— Component data from apps and pages —
──────────────────────────────

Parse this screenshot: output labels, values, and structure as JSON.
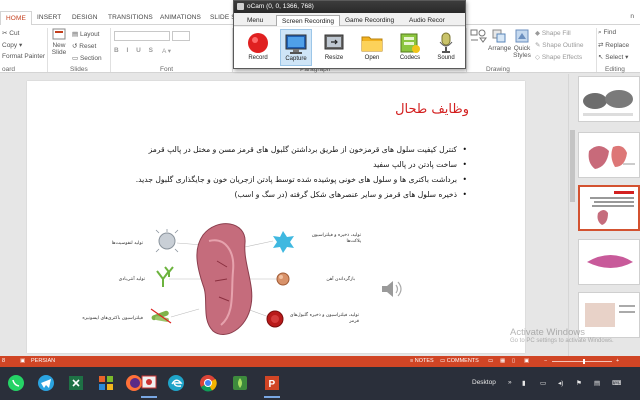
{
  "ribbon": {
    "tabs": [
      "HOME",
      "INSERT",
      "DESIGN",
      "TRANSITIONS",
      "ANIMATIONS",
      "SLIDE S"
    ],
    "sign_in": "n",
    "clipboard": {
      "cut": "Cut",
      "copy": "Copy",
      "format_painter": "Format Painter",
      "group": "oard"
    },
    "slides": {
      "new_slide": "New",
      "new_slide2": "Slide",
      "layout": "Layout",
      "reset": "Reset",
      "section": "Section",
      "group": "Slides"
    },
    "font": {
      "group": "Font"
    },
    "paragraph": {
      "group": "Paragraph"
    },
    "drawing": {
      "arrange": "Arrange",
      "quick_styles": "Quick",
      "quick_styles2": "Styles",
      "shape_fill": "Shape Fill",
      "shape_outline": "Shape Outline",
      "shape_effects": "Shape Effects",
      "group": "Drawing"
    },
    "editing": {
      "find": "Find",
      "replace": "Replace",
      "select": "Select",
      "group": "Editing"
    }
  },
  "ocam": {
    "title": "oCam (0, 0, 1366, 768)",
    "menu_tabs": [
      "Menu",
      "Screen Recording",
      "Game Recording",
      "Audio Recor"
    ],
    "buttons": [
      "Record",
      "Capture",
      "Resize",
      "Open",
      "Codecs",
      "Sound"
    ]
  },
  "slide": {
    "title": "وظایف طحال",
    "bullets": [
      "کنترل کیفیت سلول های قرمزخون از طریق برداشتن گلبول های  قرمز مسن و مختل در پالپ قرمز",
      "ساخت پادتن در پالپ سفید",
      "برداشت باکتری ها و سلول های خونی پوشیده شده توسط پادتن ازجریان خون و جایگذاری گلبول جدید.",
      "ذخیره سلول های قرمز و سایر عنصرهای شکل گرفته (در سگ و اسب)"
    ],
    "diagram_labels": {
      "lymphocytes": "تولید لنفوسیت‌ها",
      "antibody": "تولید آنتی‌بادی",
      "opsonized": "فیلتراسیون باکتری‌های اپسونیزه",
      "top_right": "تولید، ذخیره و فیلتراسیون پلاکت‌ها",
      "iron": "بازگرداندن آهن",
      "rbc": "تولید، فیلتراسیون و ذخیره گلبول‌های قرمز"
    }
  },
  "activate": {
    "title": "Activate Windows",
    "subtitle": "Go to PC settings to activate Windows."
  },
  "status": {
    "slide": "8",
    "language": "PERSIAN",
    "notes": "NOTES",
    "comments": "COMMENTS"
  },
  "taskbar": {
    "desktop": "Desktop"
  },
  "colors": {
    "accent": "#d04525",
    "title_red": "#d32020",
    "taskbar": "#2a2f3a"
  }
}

──────────────────────────────

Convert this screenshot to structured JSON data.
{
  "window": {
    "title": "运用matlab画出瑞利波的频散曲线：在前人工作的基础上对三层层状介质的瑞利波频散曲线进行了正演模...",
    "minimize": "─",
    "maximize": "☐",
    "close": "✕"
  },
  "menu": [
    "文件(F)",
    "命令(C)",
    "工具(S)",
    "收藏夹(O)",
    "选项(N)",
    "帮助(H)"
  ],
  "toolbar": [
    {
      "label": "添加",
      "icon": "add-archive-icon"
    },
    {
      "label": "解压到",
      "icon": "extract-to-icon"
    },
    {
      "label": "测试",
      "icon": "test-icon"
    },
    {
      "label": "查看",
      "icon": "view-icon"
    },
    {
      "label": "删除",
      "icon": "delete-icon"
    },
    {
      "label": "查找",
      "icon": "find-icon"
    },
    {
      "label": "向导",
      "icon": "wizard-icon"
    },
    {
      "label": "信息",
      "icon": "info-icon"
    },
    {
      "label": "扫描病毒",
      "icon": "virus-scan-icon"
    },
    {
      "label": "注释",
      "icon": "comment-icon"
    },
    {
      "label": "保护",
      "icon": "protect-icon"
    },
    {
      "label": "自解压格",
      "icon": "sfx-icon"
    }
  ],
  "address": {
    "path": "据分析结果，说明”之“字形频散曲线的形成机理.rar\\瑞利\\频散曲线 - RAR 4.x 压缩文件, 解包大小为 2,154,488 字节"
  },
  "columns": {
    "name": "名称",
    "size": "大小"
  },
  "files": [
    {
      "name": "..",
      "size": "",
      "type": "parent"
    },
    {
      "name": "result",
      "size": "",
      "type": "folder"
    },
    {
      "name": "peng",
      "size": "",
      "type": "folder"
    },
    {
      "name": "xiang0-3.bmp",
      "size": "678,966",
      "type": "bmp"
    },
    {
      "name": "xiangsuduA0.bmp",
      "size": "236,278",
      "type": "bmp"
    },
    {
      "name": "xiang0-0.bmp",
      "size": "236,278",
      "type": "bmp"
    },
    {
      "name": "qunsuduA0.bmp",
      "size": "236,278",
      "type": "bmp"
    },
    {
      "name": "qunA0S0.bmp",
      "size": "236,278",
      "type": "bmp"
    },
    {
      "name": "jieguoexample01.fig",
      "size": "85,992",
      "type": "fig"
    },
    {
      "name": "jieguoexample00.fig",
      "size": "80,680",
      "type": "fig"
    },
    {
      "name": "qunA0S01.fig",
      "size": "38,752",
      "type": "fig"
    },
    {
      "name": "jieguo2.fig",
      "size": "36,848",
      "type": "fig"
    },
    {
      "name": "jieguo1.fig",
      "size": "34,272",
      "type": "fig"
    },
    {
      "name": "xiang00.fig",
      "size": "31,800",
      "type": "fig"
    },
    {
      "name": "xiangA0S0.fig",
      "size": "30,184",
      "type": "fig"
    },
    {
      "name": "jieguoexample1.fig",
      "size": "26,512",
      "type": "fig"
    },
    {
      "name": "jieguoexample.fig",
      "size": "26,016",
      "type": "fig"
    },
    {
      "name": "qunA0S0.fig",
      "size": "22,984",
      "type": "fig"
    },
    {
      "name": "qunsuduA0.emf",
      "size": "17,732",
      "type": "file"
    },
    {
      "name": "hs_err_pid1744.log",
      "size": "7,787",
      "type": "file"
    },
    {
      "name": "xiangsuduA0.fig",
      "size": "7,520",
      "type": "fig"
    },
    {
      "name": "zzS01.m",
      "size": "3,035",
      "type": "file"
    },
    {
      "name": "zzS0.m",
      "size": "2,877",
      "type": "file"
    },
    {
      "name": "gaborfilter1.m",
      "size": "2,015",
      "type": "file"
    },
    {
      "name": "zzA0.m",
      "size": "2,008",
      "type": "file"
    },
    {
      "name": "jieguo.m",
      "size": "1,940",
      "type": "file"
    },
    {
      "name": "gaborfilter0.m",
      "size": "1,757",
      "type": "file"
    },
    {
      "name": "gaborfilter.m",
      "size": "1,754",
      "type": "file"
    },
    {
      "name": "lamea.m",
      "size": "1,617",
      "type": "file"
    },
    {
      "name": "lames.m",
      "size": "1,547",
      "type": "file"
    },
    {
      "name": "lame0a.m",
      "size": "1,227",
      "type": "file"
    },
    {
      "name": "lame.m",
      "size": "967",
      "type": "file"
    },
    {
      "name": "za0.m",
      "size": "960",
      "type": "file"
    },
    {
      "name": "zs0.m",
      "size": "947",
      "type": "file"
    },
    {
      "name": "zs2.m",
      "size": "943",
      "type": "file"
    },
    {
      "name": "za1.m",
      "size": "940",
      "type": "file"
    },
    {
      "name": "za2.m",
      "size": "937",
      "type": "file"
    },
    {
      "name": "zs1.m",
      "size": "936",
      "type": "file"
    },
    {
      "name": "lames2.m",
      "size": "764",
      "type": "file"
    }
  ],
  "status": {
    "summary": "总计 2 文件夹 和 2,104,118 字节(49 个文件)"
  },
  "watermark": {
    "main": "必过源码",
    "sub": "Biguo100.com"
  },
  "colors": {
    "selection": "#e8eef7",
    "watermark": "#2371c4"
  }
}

──────────────────────────────

— Aim of the exercise —
Search the records above for the string "قرمز" and copy each line that holds it.

— Solution to the exercise —
      "کنترل کیفیت سلول های قرمزخون از طریق برداشتن گلبول های  قرمز مسن و مختل در پالپ قرمز",
      "ذخیره سلول های قرمز و سایر عنصرهای شکل گرفته (در سگ و اسب)"
      "rbc": "تولید، فیلتراسیون و ذخیره گلبول‌های قرمز"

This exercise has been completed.